Stated goal »
Copy every line in the records below that contains the word "Experimentum".

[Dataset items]
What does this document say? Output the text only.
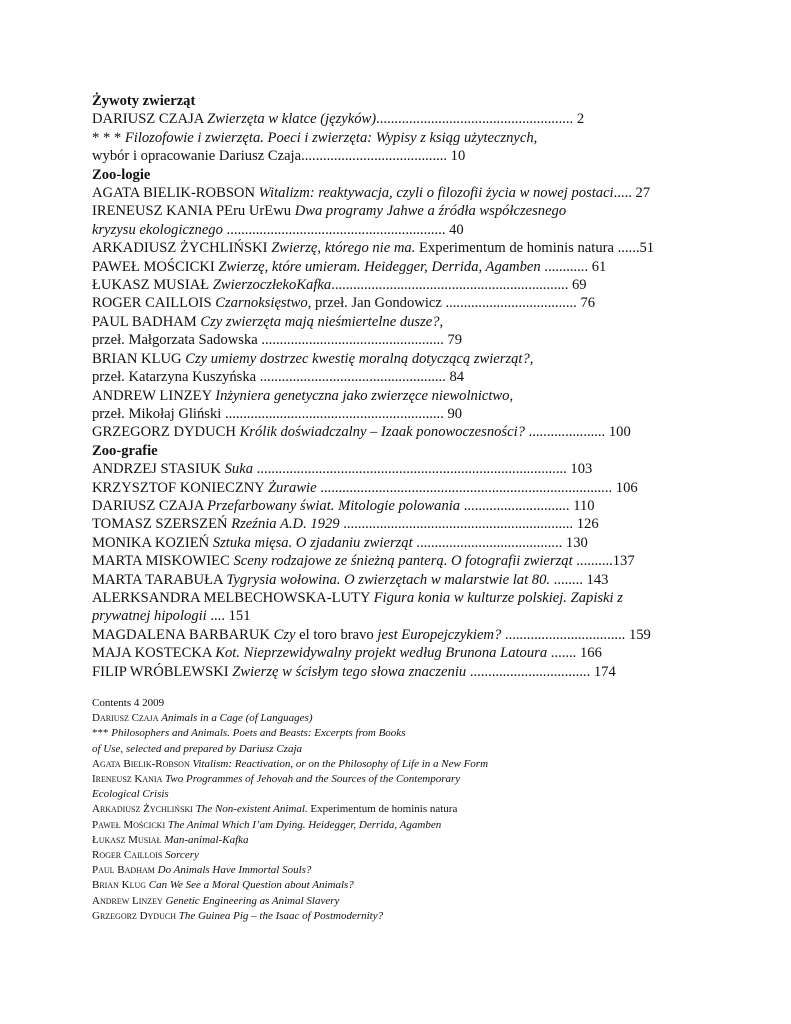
Żywoty zwierząt
DARIUSZ CZAJA Zwierzęta w klatce (języków)...................................................... 2
* * * Filozofowie i zwierzęta. Poeci i zwierzęta: Wypisy z ksiąg użytecznych,
wybór i opracowanie Dariusz Czaja........................................ 10
Zoo-logie
AGATA BIELIK-ROBSON Witalizm: reaktywacja, czyli o filozofii życia w nowej postaci..... 27
IRENEUSZ KANIA PEru UrEwu Dwa programy Jahwe a źródła współczesnego
kryzysu ekologicznego ............................................................ 40
ARKADIUSZ ŻYCHLIŃSKI Zwierzę, którego nie ma. Experimentum de hominis natura ......51
PAWEŁ MOŚCICKI Zwierzę, które umieram. Heidegger, Derrida, Agamben ............ 61
ŁUKASZ MUSIAŁ ZwierzoczłekoKafka................................................................. 69
ROGER CAILLOIS Czarnoksięstwo, przeł. Jan Gondowicz .................................... 76
PAUL BADHAM Czy zwierzęta mają nieśmiertelne dusze?,
przeł. Małgorzata Sadowska .................................................. 79
BRIAN KLUG Czy umiemy dostrzec kwestię moralną dotyczącą zwierząt?,
przeł. Katarzyna Kuszyńska ................................................... 84
ANDREW LINZEY Inżyniera genetyczna jako zwierzęce niewolnictwo,
przeł. Mikołaj Gliński ............................................................ 90
GRZEGORZ DYDUCH Królik doświadczalny – Izaak ponowoczesności? ..................... 100
Zoo-grafie
ANDRZEJ STASIUK Suka ..................................................................................... 103
KRZYSZTOF KONIECZNY Żurawie ................................................................................ 106
DARIUSZ CZAJA Przefarbowany świat. Mitologie polowania ............................. 110
TOMASZ SZERSZEŃ Rzeźnia A.D. 1929 ............................................................... 126
MONIKA KOZIEŃ Sztuka mięsa. O zjadaniu zwierząt ........................................ 130
MARTA MISKOWIEC Sceny rodzajowe ze śnieżną panterą. O fotografii zwierząt ..........137
MARTA TARABUŁA Tygrysia wołowina. O zwierzętach w malarstwie lat 80. ........ 143
ALERKSANDRA MELBECHOWSKA-LUTY Figura konia w kulturze polskiej. Zapiski z
prywatnej hipologii .... 151
MAGDALENA BARBARUK Czy el toro bravo jest Europejczykiem? ................................. 159
MAJA KOSTECKA Kot. Nieprzewidywalny projekt według Brunona Latoura ....... 166
FILIP WRÓBLEWSKI Zwierzę w ścisłym tego słowa znaczeniu ................................. 174
Contents 4 2009
Dariusz Czaja Animals in a Cage (of Languages)
*** Philosophers and Animals. Poets and Beasts: Excerpts from Books
of Use, selected and prepared by Dariusz Czaja
Agata Bielik-Robson Vitalism: Reactivation, or on the Philosophy of Life in a New Form
Ireneusz Kania Two Programmes of Jehovah and the Sources of the Contemporary
Ecological Crisis
Arkadiusz Żychliński The Non-existent Animal. Experimentum de hominis natura
Paweł Mościcki The Animal Which I’am Dying. Heidegger, Derrida, Agamben
Łukasz Musiał Man-animal-Kafka
Roger Caillois Sorcery
Paul Badham Do Animals Have Immortal Souls?
Brian Klug Can We See a Moral Question about Animals?
Andrew Linzey Genetic Engineering as Animal Slavery
Grzegorz Dyduch The Guinea Pig – the Isaac of Postmodernity?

Complete answer »
ARKADIUSZ ŻYCHLIŃSKI Zwierzę, którego nie ma. Experimentum de hominis natura ......51
Arkadiusz Żychliński The Non-existent Animal. Experimentum de hominis natura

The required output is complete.